§ Excerpt

★ ★ ★ ★ ★ ★ ★

Actual source code: jbearing2.c

  1: /*
  2:   Include "petsctao.h" so we can use TAO solvers
  3:   Include "petscdmda.h" so that we can use distributed arrays (DMs) for managing
  4:   Include "petscksp.h" so we can set KSP type
  5:   the parallel mesh.
  6: */

  8: #include <petsctao.h>
  9: #include <petscdmda.h>

 11: static char help[] = "This example demonstrates use of the TAO package to \n\
 12: solve a bound constrained minimization problem.  This example is based on \n\
 13: the problem DPJB from the MINPACK-2 test suite.  This pressure journal \n\
 14: bearing problem is an example of elliptic variational problem defined over \n\
 15: a two dimensional rectangle.  By discretizing the domain into triangular \n\
 16: elements, the pressure surrounding the journal bearing is defined as the \n\
 17: minimum of a quadratic function whose variables are bounded below by zero.\n\
 18: The command line options are:\n\
 19:   -mx <xg>, where <xg> = number of grid points in the 1st coordinate direction\n\
 20:   -my <yg>, where <yg> = number of grid points in the 2nd coordinate direction\n\
 21:  \n";

 23: /*
 24:    User-defined application context - contains data needed by the
 25:    application-provided call-back routines, FormFunctionGradient(),
 26:    FormHessian().

★ ★ ★ ★ ★ ★ ★

§ Extracted information
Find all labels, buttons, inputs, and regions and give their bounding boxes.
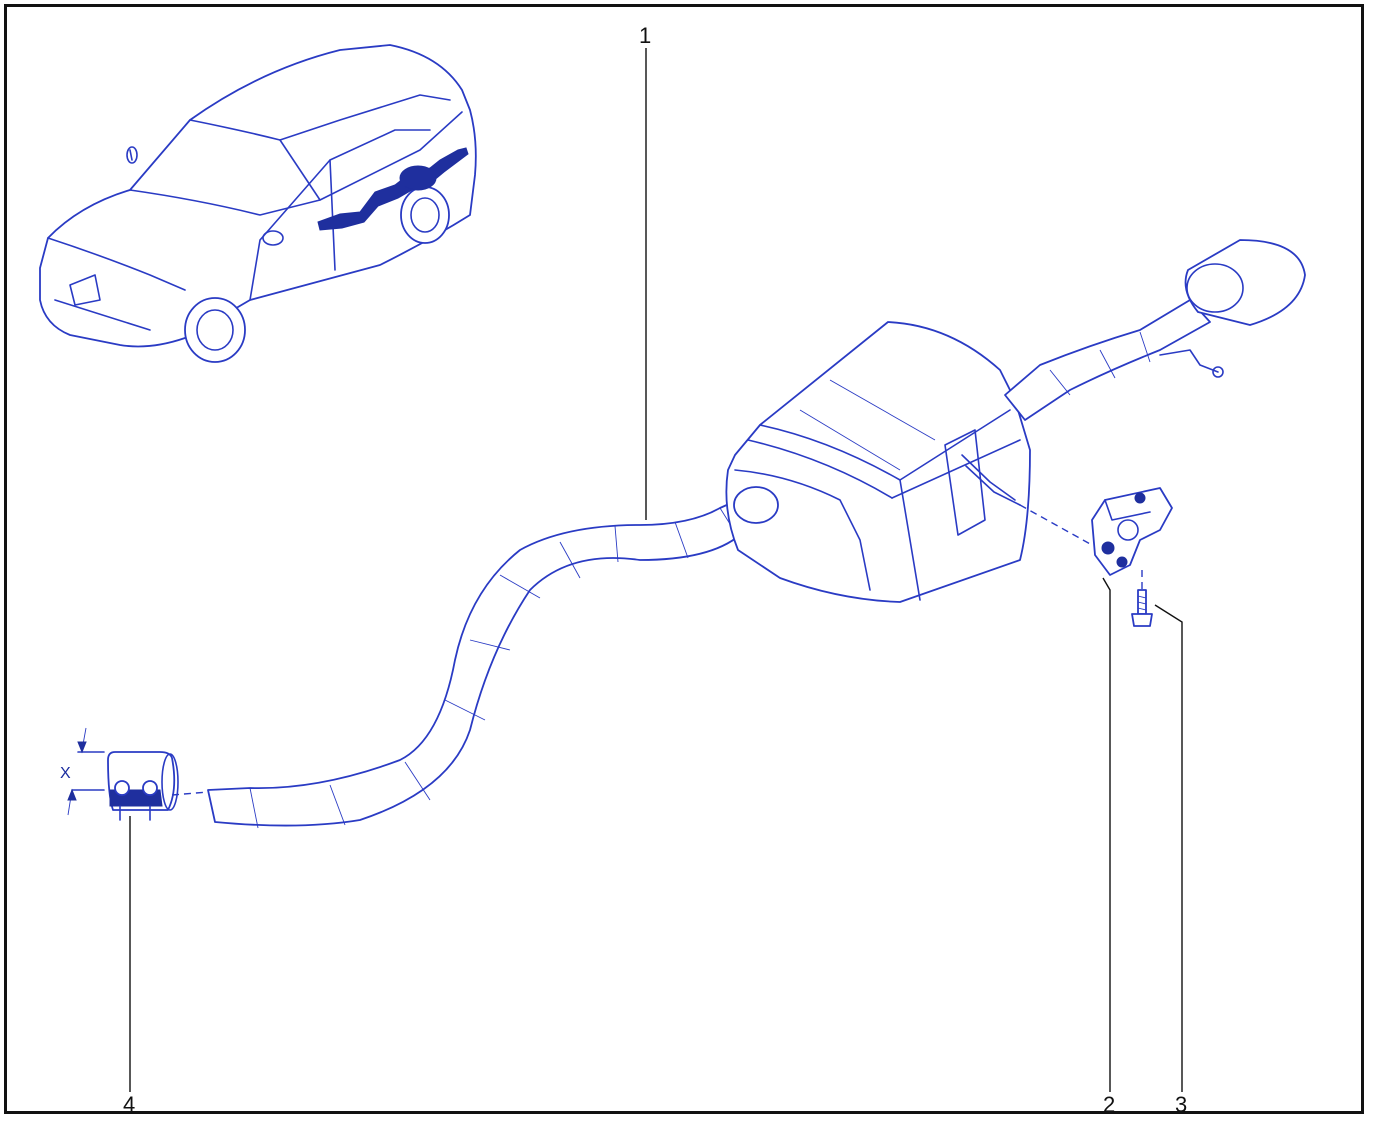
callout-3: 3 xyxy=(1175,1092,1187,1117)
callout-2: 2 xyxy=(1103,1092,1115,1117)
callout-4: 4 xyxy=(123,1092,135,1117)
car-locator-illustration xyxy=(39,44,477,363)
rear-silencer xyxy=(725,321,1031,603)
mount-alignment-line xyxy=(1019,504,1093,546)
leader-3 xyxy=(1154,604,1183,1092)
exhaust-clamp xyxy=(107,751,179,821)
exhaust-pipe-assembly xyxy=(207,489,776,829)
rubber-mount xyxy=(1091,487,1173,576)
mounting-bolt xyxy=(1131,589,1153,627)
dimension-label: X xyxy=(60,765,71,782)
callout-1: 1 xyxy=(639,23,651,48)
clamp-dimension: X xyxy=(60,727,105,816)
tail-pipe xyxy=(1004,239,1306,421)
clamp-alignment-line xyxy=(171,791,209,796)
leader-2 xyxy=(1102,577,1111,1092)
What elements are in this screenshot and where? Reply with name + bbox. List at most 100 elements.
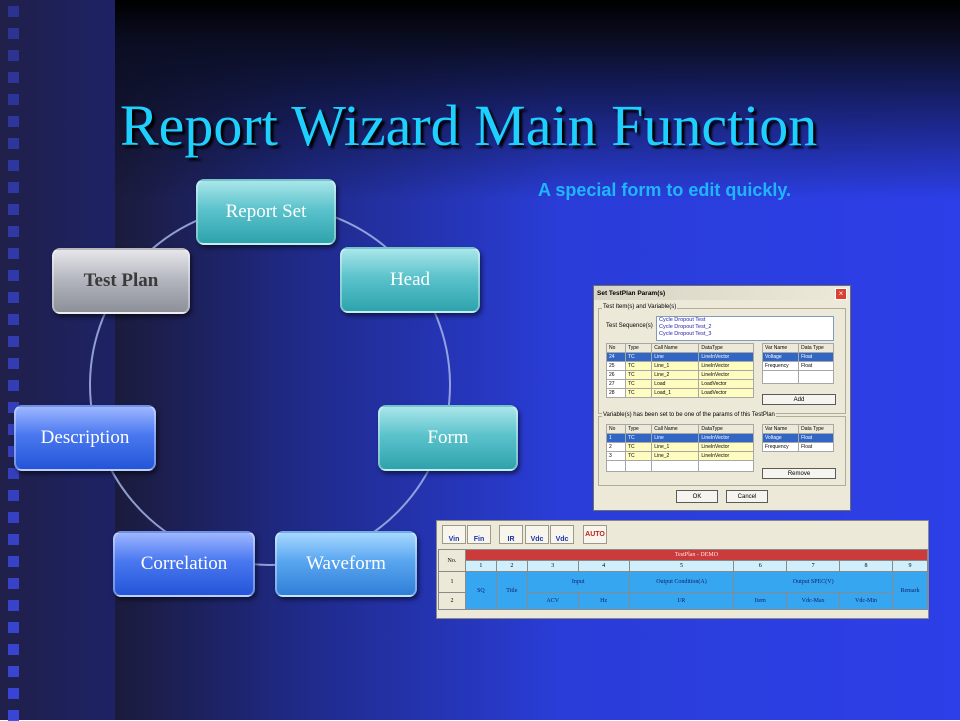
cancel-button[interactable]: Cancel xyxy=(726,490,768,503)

★ ★ ★ ★ ★ ★ ★

§ Do this
Could you carry the jbearing2.c source listing above forward from the last line shown?

§ Response to this task
 27: */
 28: typedef struct {
 29:   /* problem parameters */
 30:   PetscReal ecc;    /* test problem parameter */
 31:   PetscReal b;      /* A dimension of journal bearing */
 32:   PetscInt  nx, ny; /* discretization in x, y directions */

 34:   /* Working space */
 35:   DM  dm; /* distributed array data structure */
 36:   Mat A;  /* Quadratic Objective term */
 37:   Vec B;  /* Linear Objective term */
 38: } AppCtx;

 40: /* User-defined routines */
 41: static PetscReal      p(PetscReal xi, PetscReal ecc);
 42: static PetscErrorCode FormFunctionGradient(Tao, Vec, PetscReal *, Vec, void *);
 43: static PetscErrorCode FormHessian(Tao, Vec, Mat, Mat, void *);
 44: static PetscErrorCode ComputeB(AppCtx *);
 45: static PetscErrorCode Monitor(Tao, void *);
 46: static PetscErrorCode ConvergenceTest(Tao, void *);

 48: int main(int argc, char **argv)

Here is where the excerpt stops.